**What is needed**
In the Sudoku solver repository page, how many clues does the built-in 16x16 hard puzzle have?

**Extract provided**
* START *

Skip to content

allenk/SudokuSolver

Repository files navigation

Sudoku Solver - High-Performance Cross-Platform Sudoku Solver

A high-performance, cross-platform Sudoku solver featuring multiple algorithms, OCR image recognition, comprehensive benchmarking tools, and multi-platform CI/CD support.

Preview

🧠 Project Background

I originally built a Sudoku solver as a small father-son coding challenge. It later evolved into a useful benchmark tool to explore algorithmic efficiency and cross-platform CPU performance.

I wrote two articles documenting this journey:


✨ Features

  • Multiple Algorithms

    • Dancing Links (DLX) - Donald Knuth's Algorithm X implementation
    • Backtracking with Constraint Propagation
    • Automatic algorithm comparison
  • Find All Solutions

    • --solve-all option to find multiple solutions
    • Configurable limit with --max-solutions
    • Save all solutions to JSON
  • OCR Support (Windows/Linux/macOS)

    • Extract puzzles from images (PNG, JPG, BMP, TIFF)
    • Supports 9x9 and 16x16 grids
    • Automatic grid detection and perspective correction
  • Built-in Test Puzzles

    • 9x9 classic puzzle for quick tests
    • 16x16 hard puzzle (77 clues) for standard benchmarks
    • 25x25 mega puzzle for stress testing
  • Comprehensive Benchmarking

    • Single-threaded and multi-threaded benchmarks
    • Cross-platform system information detection
    • Performance metrics: throughput, speedup, efficiency
    • Professional benchmark reports
  • Cross-Platform Support

    • Windows (x64)

* END *

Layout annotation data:
* START *

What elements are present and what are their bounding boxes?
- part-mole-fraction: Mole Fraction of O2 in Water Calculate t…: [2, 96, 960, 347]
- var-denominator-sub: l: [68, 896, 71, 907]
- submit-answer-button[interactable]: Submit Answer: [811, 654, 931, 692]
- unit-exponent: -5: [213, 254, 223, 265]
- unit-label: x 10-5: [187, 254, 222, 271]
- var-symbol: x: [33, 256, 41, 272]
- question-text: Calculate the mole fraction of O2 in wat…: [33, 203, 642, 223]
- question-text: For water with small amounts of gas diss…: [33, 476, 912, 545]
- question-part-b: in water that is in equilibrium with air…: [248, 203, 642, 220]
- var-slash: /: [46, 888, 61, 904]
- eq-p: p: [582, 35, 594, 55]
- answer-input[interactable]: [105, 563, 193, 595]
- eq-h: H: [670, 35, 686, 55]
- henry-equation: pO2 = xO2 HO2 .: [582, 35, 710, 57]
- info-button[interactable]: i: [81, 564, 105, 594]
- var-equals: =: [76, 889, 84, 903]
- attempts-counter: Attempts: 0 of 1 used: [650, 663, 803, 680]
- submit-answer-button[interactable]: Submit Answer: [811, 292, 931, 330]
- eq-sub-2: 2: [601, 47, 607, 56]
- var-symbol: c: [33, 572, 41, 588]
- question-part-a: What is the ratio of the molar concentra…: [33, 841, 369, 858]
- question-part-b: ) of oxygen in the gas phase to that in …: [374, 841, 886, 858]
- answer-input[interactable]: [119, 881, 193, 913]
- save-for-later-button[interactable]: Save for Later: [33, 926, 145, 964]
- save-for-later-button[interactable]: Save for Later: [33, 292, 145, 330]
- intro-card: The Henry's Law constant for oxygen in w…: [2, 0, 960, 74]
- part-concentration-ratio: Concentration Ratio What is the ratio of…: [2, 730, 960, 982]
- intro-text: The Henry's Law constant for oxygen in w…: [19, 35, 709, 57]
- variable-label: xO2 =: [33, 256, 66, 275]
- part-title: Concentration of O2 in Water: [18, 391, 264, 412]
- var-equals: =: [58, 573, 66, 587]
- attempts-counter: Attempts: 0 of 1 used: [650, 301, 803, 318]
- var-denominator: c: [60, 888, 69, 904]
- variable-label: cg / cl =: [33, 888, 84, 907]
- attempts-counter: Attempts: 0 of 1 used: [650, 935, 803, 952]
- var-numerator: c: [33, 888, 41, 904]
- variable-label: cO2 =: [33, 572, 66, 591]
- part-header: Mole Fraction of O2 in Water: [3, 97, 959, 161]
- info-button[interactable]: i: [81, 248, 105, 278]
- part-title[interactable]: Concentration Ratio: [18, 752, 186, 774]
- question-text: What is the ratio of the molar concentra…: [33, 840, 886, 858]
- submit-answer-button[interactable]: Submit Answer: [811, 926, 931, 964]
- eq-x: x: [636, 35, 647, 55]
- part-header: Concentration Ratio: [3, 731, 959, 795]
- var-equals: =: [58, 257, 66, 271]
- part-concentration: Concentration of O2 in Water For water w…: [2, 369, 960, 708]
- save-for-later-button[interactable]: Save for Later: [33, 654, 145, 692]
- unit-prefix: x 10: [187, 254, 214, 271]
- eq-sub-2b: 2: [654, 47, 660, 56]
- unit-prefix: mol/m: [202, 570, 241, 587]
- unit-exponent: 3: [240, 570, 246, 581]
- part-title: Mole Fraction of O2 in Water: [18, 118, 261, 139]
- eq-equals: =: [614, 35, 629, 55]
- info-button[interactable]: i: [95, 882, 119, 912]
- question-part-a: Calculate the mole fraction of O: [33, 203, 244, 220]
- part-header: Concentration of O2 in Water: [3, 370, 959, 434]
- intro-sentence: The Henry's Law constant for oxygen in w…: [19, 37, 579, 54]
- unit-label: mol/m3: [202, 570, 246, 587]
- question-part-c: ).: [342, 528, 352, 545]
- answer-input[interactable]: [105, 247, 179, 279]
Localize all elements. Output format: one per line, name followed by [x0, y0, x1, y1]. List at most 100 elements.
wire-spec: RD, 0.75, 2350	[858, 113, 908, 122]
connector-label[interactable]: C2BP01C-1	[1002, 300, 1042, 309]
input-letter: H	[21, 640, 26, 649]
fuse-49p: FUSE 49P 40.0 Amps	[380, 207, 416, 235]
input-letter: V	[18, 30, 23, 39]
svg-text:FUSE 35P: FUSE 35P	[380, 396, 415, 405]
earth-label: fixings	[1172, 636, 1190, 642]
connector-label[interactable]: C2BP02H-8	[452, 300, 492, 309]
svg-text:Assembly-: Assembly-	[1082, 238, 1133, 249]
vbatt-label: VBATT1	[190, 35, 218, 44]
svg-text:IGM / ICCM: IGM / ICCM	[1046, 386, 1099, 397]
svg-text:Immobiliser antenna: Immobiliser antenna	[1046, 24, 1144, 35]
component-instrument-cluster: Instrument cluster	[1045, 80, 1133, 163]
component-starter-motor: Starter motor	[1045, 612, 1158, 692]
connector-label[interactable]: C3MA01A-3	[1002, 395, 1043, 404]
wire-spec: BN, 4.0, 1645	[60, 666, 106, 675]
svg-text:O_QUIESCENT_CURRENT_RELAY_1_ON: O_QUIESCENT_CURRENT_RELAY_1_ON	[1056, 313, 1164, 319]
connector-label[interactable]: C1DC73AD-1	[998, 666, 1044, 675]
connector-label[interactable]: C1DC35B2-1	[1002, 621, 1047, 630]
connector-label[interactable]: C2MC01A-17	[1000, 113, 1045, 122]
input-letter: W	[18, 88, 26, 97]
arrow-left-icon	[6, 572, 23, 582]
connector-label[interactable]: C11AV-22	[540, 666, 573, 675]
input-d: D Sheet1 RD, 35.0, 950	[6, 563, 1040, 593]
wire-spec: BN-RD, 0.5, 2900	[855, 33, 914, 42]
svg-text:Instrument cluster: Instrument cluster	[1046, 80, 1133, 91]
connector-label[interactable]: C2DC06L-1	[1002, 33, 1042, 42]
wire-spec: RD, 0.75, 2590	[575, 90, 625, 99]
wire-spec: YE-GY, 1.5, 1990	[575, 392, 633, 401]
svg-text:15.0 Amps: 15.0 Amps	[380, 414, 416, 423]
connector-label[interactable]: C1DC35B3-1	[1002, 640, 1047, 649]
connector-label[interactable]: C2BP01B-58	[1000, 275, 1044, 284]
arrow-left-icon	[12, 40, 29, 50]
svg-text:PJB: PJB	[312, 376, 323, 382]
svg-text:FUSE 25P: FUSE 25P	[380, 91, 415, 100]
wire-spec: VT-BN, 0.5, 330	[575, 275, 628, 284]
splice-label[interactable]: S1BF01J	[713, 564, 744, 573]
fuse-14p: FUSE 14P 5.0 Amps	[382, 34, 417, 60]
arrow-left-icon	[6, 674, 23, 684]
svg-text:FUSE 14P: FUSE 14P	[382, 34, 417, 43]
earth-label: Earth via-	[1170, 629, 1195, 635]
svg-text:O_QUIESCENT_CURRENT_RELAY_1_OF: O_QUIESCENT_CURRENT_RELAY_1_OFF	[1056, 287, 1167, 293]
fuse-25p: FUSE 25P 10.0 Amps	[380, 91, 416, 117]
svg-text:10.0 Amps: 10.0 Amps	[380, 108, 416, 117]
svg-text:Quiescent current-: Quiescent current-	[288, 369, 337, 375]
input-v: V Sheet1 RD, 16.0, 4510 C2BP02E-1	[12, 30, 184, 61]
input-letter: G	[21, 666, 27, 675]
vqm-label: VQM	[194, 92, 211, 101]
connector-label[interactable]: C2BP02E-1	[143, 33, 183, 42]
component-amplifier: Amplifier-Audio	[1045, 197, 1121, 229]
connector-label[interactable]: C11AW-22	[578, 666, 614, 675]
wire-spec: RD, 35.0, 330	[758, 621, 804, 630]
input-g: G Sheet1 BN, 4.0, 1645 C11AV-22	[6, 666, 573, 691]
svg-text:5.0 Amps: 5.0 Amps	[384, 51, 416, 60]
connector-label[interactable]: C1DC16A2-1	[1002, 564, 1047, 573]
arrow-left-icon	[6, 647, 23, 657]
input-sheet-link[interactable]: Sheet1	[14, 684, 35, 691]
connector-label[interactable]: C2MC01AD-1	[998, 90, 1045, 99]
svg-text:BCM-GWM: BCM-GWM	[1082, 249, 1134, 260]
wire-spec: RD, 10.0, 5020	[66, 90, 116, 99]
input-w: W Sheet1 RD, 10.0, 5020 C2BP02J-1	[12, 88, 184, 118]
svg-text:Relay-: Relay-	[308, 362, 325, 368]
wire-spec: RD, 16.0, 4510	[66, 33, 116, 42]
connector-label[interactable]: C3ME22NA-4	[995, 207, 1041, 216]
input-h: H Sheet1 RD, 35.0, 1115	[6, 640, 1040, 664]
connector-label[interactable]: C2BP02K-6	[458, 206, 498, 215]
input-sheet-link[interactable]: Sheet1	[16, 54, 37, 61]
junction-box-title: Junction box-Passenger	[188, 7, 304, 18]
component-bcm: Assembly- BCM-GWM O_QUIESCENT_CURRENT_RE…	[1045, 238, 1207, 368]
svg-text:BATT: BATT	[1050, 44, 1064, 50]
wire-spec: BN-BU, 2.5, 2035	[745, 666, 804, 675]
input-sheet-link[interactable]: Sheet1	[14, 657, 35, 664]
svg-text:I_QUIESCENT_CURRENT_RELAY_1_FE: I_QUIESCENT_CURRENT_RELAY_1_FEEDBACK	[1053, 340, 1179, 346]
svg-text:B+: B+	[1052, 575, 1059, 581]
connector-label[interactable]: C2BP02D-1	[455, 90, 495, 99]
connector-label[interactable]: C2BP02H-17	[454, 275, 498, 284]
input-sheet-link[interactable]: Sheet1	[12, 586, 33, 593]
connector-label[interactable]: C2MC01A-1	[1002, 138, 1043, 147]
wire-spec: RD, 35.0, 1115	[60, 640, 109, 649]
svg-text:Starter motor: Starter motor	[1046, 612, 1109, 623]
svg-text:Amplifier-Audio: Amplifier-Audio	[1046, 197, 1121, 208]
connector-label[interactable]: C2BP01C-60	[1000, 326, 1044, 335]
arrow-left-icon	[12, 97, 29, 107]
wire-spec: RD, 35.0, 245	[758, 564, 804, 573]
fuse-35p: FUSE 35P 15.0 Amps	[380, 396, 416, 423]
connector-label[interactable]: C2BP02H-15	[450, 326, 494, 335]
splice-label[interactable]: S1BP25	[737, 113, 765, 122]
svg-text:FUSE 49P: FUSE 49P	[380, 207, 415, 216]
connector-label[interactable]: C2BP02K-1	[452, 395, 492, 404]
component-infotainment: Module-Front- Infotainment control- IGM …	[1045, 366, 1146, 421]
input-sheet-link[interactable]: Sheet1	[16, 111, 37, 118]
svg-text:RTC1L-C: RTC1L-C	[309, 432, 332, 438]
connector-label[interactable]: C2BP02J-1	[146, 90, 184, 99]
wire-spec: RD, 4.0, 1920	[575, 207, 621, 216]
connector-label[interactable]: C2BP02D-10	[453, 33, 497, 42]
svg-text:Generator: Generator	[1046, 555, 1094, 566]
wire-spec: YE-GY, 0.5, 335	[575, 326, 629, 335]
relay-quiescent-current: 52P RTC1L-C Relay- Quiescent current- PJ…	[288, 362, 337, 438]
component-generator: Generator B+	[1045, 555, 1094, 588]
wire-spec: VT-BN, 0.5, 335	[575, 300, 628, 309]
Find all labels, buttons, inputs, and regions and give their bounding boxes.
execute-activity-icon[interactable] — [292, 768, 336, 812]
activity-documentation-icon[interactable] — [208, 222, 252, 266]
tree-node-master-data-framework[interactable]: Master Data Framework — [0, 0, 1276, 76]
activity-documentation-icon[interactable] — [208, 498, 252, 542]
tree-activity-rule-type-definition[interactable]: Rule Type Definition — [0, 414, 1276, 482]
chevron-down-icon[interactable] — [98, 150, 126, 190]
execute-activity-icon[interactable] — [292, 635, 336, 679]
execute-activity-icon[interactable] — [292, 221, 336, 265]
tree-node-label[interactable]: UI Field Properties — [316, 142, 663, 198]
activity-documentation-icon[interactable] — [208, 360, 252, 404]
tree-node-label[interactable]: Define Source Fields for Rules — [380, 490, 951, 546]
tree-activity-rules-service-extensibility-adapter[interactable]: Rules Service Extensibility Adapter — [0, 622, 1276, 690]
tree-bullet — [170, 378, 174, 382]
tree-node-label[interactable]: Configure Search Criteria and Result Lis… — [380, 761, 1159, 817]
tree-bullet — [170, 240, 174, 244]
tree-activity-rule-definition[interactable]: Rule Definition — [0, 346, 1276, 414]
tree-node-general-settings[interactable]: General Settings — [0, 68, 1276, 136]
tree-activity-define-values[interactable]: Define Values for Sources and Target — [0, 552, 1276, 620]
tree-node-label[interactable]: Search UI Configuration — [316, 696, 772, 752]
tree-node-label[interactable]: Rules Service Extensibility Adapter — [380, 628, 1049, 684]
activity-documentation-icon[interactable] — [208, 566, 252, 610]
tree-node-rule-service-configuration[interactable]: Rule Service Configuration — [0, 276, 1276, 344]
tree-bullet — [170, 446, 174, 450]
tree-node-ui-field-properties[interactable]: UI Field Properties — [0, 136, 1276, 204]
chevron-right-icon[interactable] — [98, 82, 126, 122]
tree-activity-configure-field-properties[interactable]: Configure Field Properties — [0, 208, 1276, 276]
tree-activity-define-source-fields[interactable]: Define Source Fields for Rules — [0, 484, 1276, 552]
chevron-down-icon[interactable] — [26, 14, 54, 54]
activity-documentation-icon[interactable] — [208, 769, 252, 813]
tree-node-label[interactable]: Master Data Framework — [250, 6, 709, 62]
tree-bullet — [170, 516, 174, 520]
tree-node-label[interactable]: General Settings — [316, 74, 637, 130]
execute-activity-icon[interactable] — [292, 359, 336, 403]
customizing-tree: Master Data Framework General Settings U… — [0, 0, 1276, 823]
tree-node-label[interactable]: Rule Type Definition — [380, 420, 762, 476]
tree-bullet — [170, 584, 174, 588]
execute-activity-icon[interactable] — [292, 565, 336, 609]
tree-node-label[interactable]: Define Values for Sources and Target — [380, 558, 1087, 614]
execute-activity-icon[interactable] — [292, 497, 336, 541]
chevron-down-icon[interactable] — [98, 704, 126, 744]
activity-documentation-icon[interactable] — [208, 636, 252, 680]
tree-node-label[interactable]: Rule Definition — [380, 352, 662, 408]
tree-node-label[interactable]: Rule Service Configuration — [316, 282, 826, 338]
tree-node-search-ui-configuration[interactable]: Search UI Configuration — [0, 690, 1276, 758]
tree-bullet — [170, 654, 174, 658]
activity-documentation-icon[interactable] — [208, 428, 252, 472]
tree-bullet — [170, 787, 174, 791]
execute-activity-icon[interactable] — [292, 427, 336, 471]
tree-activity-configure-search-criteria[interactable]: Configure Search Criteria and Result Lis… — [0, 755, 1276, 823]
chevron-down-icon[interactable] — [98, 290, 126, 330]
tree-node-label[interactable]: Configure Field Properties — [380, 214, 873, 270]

* END *

**Written solution**
77 clues.